▸ Listed entries:
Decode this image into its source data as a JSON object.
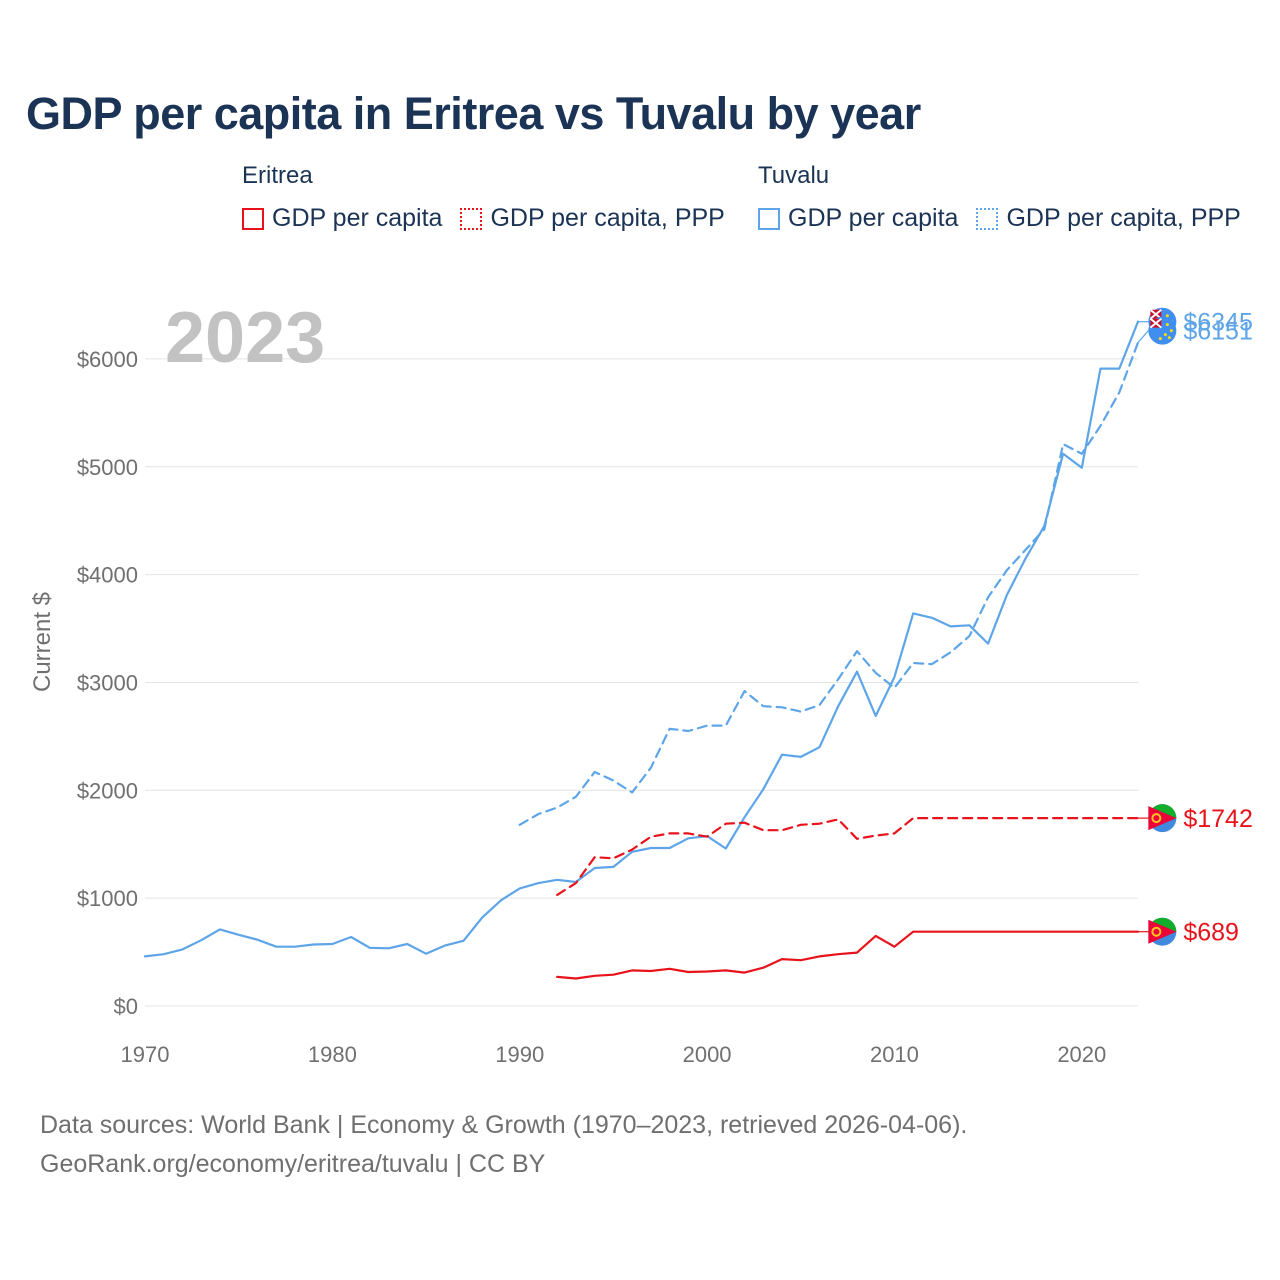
{
  "title": "GDP per capita in Eritrea vs Tuvalu by year",
  "legend": {
    "groups": [
      {
        "name": "Eritrea",
        "color": "#e8131a",
        "items": [
          {
            "label": "GDP per capita",
            "style": "solid"
          },
          {
            "label": "GDP per capita, PPP",
            "style": "dotted"
          }
        ]
      },
      {
        "name": "Tuvalu",
        "color": "#5da5e8",
        "items": [
          {
            "label": "GDP per capita",
            "style": "solid"
          },
          {
            "label": "GDP per capita, PPP",
            "style": "dotted"
          }
        ]
      }
    ]
  },
  "year_label": "2023",
  "footer": {
    "line1": "Data sources: World Bank | Economy & Growth (1970–2023, retrieved 2026-04-06).",
    "line2": "GeoRank.org/economy/eritrea/tuvalu | CC BY"
  },
  "chart_data": {
    "type": "line",
    "title": "GDP per capita in Eritrea vs Tuvalu by year",
    "xlabel": "",
    "ylabel": "Current $",
    "xlim": [
      1970,
      2023
    ],
    "ylim": [
      0,
      6500
    ],
    "x_ticks": [
      1970,
      1980,
      1990,
      2000,
      2010,
      2020
    ],
    "y_ticks": [
      {
        "value": 0,
        "label": "$0"
      },
      {
        "value": 1000,
        "label": "$1000"
      },
      {
        "value": 2000,
        "label": "$2000"
      },
      {
        "value": 3000,
        "label": "$3000"
      },
      {
        "value": 4000,
        "label": "$4000"
      },
      {
        "value": 5000,
        "label": "$5000"
      },
      {
        "value": 6000,
        "label": "$6000"
      }
    ],
    "grid": true,
    "end_marker_year": 2024.3,
    "series": [
      {
        "name": "Tuvalu GDP per capita",
        "country": "Tuvalu",
        "color": "#5da5e8",
        "dash": "solid",
        "end_label": "$6345",
        "x": [
          1970,
          1971,
          1972,
          1973,
          1974,
          1975,
          1976,
          1977,
          1978,
          1979,
          1980,
          1981,
          1982,
          1983,
          1984,
          1985,
          1986,
          1987,
          1988,
          1989,
          1990,
          1991,
          1992,
          1993,
          1994,
          1995,
          1996,
          1997,
          1998,
          1999,
          2000,
          2001,
          2002,
          2003,
          2004,
          2005,
          2006,
          2007,
          2008,
          2009,
          2010,
          2011,
          2012,
          2013,
          2014,
          2015,
          2016,
          2017,
          2018,
          2019,
          2020,
          2021,
          2022,
          2023
        ],
        "values": [
          460,
          480,
          525,
          610,
          710,
          660,
          615,
          550,
          550,
          570,
          575,
          640,
          540,
          535,
          575,
          485,
          560,
          605,
          820,
          980,
          1090,
          1140,
          1170,
          1150,
          1280,
          1290,
          1430,
          1465,
          1465,
          1555,
          1575,
          1460,
          1750,
          2010,
          2330,
          2310,
          2400,
          2780,
          3100,
          2690,
          3050,
          3640,
          3600,
          3520,
          3530,
          3360,
          3810,
          4150,
          4450,
          5120,
          4990,
          5910,
          5910,
          6345
        ]
      },
      {
        "name": "Tuvalu GDP per capita, PPP",
        "country": "Tuvalu",
        "color": "#5da5e8",
        "dash": "dashed",
        "end_label": "$6151",
        "x": [
          1990,
          1991,
          1992,
          1993,
          1994,
          1995,
          1996,
          1997,
          1998,
          1999,
          2000,
          2001,
          2002,
          2003,
          2004,
          2005,
          2006,
          2007,
          2008,
          2009,
          2010,
          2011,
          2012,
          2013,
          2014,
          2015,
          2016,
          2017,
          2018,
          2019,
          2020,
          2021,
          2022,
          2023
        ],
        "values": [
          1680,
          1780,
          1840,
          1940,
          2170,
          2090,
          1980,
          2210,
          2570,
          2550,
          2600,
          2600,
          2920,
          2780,
          2770,
          2730,
          2790,
          3030,
          3290,
          3090,
          2950,
          3180,
          3170,
          3280,
          3430,
          3790,
          4040,
          4230,
          4420,
          5210,
          5120,
          5380,
          5690,
          6151
        ]
      },
      {
        "name": "Eritrea GDP per capita, PPP",
        "country": "Eritrea",
        "color": "#e8131a",
        "dash": "dashed",
        "end_label": "$1742",
        "x": [
          1992,
          1993,
          1994,
          1995,
          1996,
          1997,
          1998,
          1999,
          2000,
          2001,
          2002,
          2003,
          2004,
          2005,
          2006,
          2007,
          2008,
          2009,
          2010,
          2011,
          2023
        ],
        "values": [
          1030,
          1140,
          1380,
          1370,
          1450,
          1570,
          1600,
          1600,
          1570,
          1690,
          1700,
          1630,
          1630,
          1680,
          1690,
          1730,
          1550,
          1580,
          1600,
          1742,
          1742
        ]
      },
      {
        "name": "Eritrea GDP per capita",
        "country": "Eritrea",
        "color": "#e8131a",
        "dash": "solid",
        "end_label": "$689",
        "x": [
          1992,
          1993,
          1994,
          1995,
          1996,
          1997,
          1998,
          1999,
          2000,
          2001,
          2002,
          2003,
          2004,
          2005,
          2006,
          2007,
          2008,
          2009,
          2010,
          2011,
          2023
        ],
        "values": [
          270,
          255,
          280,
          290,
          330,
          325,
          345,
          315,
          320,
          330,
          310,
          355,
          435,
          425,
          460,
          480,
          495,
          650,
          550,
          689,
          689
        ]
      }
    ]
  }
}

▸ The exercise: Every line above should be returned word for word, with the pictures left behind.

▸ Complete answer:
Decode this image into its source data as a JSON object.
{
  "title": "GDP per capita in Eritrea vs Tuvalu by year",
  "legend": {
    "groups": [
      {
        "name": "Eritrea",
        "color": "#e8131a",
        "items": [
          {
            "label": "GDP per capita",
            "style": "solid"
          },
          {
            "label": "GDP per capita, PPP",
            "style": "dotted"
          }
        ]
      },
      {
        "name": "Tuvalu",
        "color": "#5da5e8",
        "items": [
          {
            "label": "GDP per capita",
            "style": "solid"
          },
          {
            "label": "GDP per capita, PPP",
            "style": "dotted"
          }
        ]
      }
    ]
  },
  "year_label": "2023",
  "footer": {
    "line1": "Data sources: World Bank | Economy & Growth (1970–2023, retrieved 2026-04-06).",
    "line2": "GeoRank.org/economy/eritrea/tuvalu | CC BY"
  },
  "chart_data": {
    "type": "line",
    "title": "GDP per capita in Eritrea vs Tuvalu by year",
    "xlabel": "",
    "ylabel": "Current $",
    "xlim": [
      1970,
      2023
    ],
    "ylim": [
      0,
      6500
    ],
    "x_ticks": [
      1970,
      1980,
      1990,
      2000,
      2010,
      2020
    ],
    "y_ticks": [
      {
        "value": 0,
        "label": "$0"
      },
      {
        "value": 1000,
        "label": "$1000"
      },
      {
        "value": 2000,
        "label": "$2000"
      },
      {
        "value": 3000,
        "label": "$3000"
      },
      {
        "value": 4000,
        "label": "$4000"
      },
      {
        "value": 5000,
        "label": "$5000"
      },
      {
        "value": 6000,
        "label": "$6000"
      }
    ],
    "grid": true,
    "end_marker_year": 2024.3,
    "series": [
      {
        "name": "Tuvalu GDP per capita",
        "country": "Tuvalu",
        "color": "#5da5e8",
        "dash": "solid",
        "end_label": "$6345",
        "x": [
          1970,
          1971,
          1972,
          1973,
          1974,
          1975,
          1976,
          1977,
          1978,
          1979,
          1980,
          1981,
          1982,
          1983,
          1984,
          1985,
          1986,
          1987,
          1988,
          1989,
          1990,
          1991,
          1992,
          1993,
          1994,
          1995,
          1996,
          1997,
          1998,
          1999,
          2000,
          2001,
          2002,
          2003,
          2004,
          2005,
          2006,
          2007,
          2008,
          2009,
          2010,
          2011,
          2012,
          2013,
          2014,
          2015,
          2016,
          2017,
          2018,
          2019,
          2020,
          2021,
          2022,
          2023
        ],
        "values": [
          460,
          480,
          525,
          610,
          710,
          660,
          615,
          550,
          550,
          570,
          575,
          640,
          540,
          535,
          575,
          485,
          560,
          605,
          820,
          980,
          1090,
          1140,
          1170,
          1150,
          1280,
          1290,
          1430,
          1465,
          1465,
          1555,
          1575,
          1460,
          1750,
          2010,
          2330,
          2310,
          2400,
          2780,
          3100,
          2690,
          3050,
          3640,
          3600,
          3520,
          3530,
          3360,
          3810,
          4150,
          4450,
          5120,
          4990,
          5910,
          5910,
          6345
        ]
      },
      {
        "name": "Tuvalu GDP per capita, PPP",
        "country": "Tuvalu",
        "color": "#5da5e8",
        "dash": "dashed",
        "end_label": "$6151",
        "x": [
          1990,
          1991,
          1992,
          1993,
          1994,
          1995,
          1996,
          1997,
          1998,
          1999,
          2000,
          2001,
          2002,
          2003,
          2004,
          2005,
          2006,
          2007,
          2008,
          2009,
          2010,
          2011,
          2012,
          2013,
          2014,
          2015,
          2016,
          2017,
          2018,
          2019,
          2020,
          2021,
          2022,
          2023
        ],
        "values": [
          1680,
          1780,
          1840,
          1940,
          2170,
          2090,
          1980,
          2210,
          2570,
          2550,
          2600,
          2600,
          2920,
          2780,
          2770,
          2730,
          2790,
          3030,
          3290,
          3090,
          2950,
          3180,
          3170,
          3280,
          3430,
          3790,
          4040,
          4230,
          4420,
          5210,
          5120,
          5380,
          5690,
          6151
        ]
      },
      {
        "name": "Eritrea GDP per capita, PPP",
        "country": "Eritrea",
        "color": "#e8131a",
        "dash": "dashed",
        "end_label": "$1742",
        "x": [
          1992,
          1993,
          1994,
          1995,
          1996,
          1997,
          1998,
          1999,
          2000,
          2001,
          2002,
          2003,
          2004,
          2005,
          2006,
          2007,
          2008,
          2009,
          2010,
          2011,
          2023
        ],
        "values": [
          1030,
          1140,
          1380,
          1370,
          1450,
          1570,
          1600,
          1600,
          1570,
          1690,
          1700,
          1630,
          1630,
          1680,
          1690,
          1730,
          1550,
          1580,
          1600,
          1742,
          1742
        ]
      },
      {
        "name": "Eritrea GDP per capita",
        "country": "Eritrea",
        "color": "#e8131a",
        "dash": "solid",
        "end_label": "$689",
        "x": [
          1992,
          1993,
          1994,
          1995,
          1996,
          1997,
          1998,
          1999,
          2000,
          2001,
          2002,
          2003,
          2004,
          2005,
          2006,
          2007,
          2008,
          2009,
          2010,
          2011,
          2023
        ],
        "values": [
          270,
          255,
          280,
          290,
          330,
          325,
          345,
          315,
          320,
          330,
          310,
          355,
          435,
          425,
          460,
          480,
          495,
          650,
          550,
          689,
          689
        ]
      }
    ]
  }
}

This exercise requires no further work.